- DATA PROVIDED -
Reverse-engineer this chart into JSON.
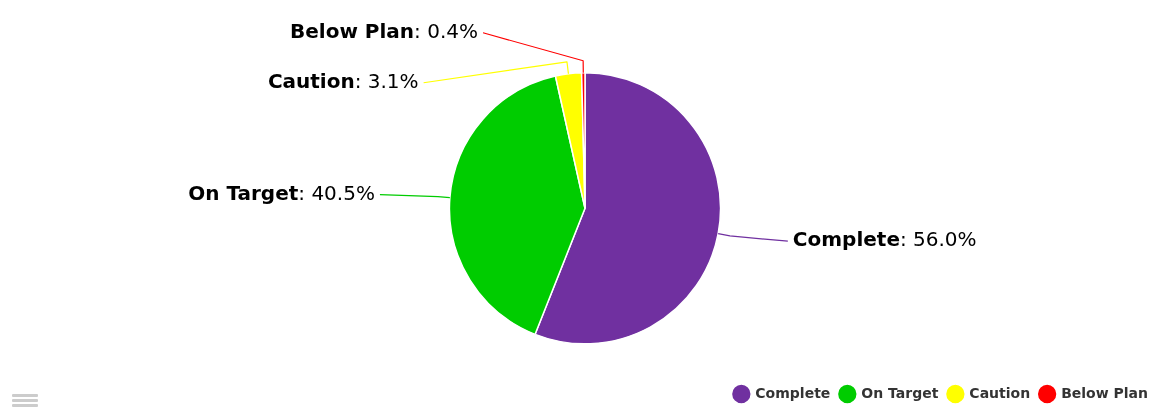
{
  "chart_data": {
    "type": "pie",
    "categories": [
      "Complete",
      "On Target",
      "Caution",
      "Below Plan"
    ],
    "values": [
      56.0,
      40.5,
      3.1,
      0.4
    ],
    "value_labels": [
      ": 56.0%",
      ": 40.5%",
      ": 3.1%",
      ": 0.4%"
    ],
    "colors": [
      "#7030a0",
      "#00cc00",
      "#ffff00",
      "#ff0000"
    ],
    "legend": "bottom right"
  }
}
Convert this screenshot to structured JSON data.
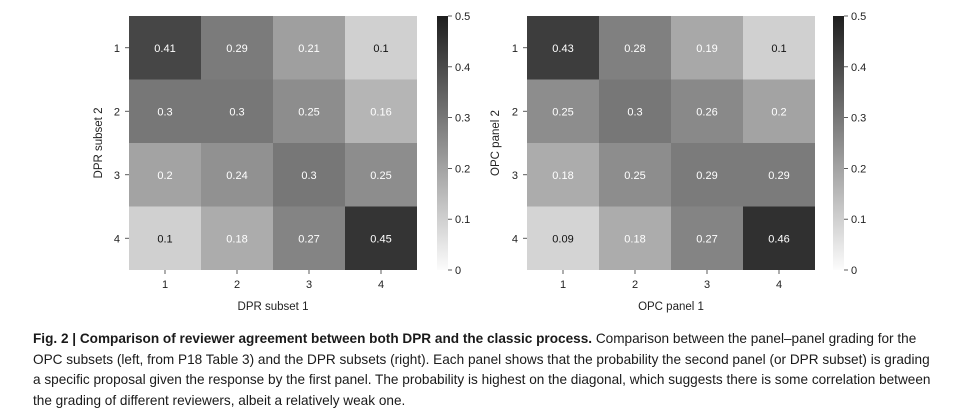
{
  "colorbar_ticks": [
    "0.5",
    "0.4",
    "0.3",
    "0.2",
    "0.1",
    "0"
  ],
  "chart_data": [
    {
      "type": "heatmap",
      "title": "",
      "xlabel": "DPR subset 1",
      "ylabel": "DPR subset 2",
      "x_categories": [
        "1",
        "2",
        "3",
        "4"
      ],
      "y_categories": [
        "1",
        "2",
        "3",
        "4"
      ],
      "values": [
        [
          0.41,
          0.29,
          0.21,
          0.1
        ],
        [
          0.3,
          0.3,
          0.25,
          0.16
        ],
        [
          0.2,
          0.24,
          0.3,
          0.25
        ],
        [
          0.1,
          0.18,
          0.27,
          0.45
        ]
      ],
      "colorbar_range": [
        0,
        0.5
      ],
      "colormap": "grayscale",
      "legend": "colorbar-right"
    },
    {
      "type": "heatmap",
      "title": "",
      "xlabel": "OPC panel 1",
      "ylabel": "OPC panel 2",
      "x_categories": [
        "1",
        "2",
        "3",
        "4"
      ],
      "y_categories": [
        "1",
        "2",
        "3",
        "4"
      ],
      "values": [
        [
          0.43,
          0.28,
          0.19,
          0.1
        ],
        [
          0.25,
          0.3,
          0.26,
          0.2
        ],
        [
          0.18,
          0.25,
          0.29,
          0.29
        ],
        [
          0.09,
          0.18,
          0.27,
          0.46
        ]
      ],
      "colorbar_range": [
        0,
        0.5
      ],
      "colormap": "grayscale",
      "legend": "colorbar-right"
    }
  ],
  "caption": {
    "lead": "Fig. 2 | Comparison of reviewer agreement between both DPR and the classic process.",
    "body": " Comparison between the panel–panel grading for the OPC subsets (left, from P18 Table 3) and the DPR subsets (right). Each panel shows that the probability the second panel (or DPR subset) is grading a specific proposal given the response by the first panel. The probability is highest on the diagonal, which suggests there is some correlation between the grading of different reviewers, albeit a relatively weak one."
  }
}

- EXERCISE REQUIREMENTS -
Omit each picture, then return all of the listing exactly as it stands.

- CORRECT RESULT -
Reverse-engineer this chart into JSON.
{
  "chart_data": {
    "type": "pie",
    "categories": [
      "Complete",
      "On Target",
      "Caution",
      "Below Plan"
    ],
    "values": [
      56.0,
      40.5,
      3.1,
      0.4
    ],
    "value_labels": [
      ": 56.0%",
      ": 40.5%",
      ": 3.1%",
      ": 0.4%"
    ],
    "colors": [
      "#7030a0",
      "#00cc00",
      "#ffff00",
      "#ff0000"
    ],
    "legend": "bottom right"
  }
}
Convert this screenshot to structured JSON data.
{
  "colorbar_ticks": [
    "0.5",
    "0.4",
    "0.3",
    "0.2",
    "0.1",
    "0"
  ],
  "chart_data": [
    {
      "type": "heatmap",
      "title": "",
      "xlabel": "DPR subset 1",
      "ylabel": "DPR subset 2",
      "x_categories": [
        "1",
        "2",
        "3",
        "4"
      ],
      "y_categories": [
        "1",
        "2",
        "3",
        "4"
      ],
      "values": [
        [
          0.41,
          0.29,
          0.21,
          0.1
        ],
        [
          0.3,
          0.3,
          0.25,
          0.16
        ],
        [
          0.2,
          0.24,
          0.3,
          0.25
        ],
        [
          0.1,
          0.18,
          0.27,
          0.45
        ]
      ],
      "colorbar_range": [
        0,
        0.5
      ],
      "colormap": "grayscale",
      "legend": "colorbar-right"
    },
    {
      "type": "heatmap",
      "title": "",
      "xlabel": "OPC panel 1",
      "ylabel": "OPC panel 2",
      "x_categories": [
        "1",
        "2",
        "3",
        "4"
      ],
      "y_categories": [
        "1",
        "2",
        "3",
        "4"
      ],
      "values": [
        [
          0.43,
          0.28,
          0.19,
          0.1
        ],
        [
          0.25,
          0.3,
          0.26,
          0.2
        ],
        [
          0.18,
          0.25,
          0.29,
          0.29
        ],
        [
          0.09,
          0.18,
          0.27,
          0.46
        ]
      ],
      "colorbar_range": [
        0,
        0.5
      ],
      "colormap": "grayscale",
      "legend": "colorbar-right"
    }
  ],
  "caption": {
    "lead": "Fig. 2 | Comparison of reviewer agreement between both DPR and the classic process.",
    "body": " Comparison between the panel–panel grading for the OPC subsets (left, from P18 Table 3) and the DPR subsets (right). Each panel shows that the probability the second panel (or DPR subset) is grading a specific proposal given the response by the first panel. The probability is highest on the diagonal, which suggests there is some correlation between the grading of different reviewers, albeit a relatively weak one."
  }
}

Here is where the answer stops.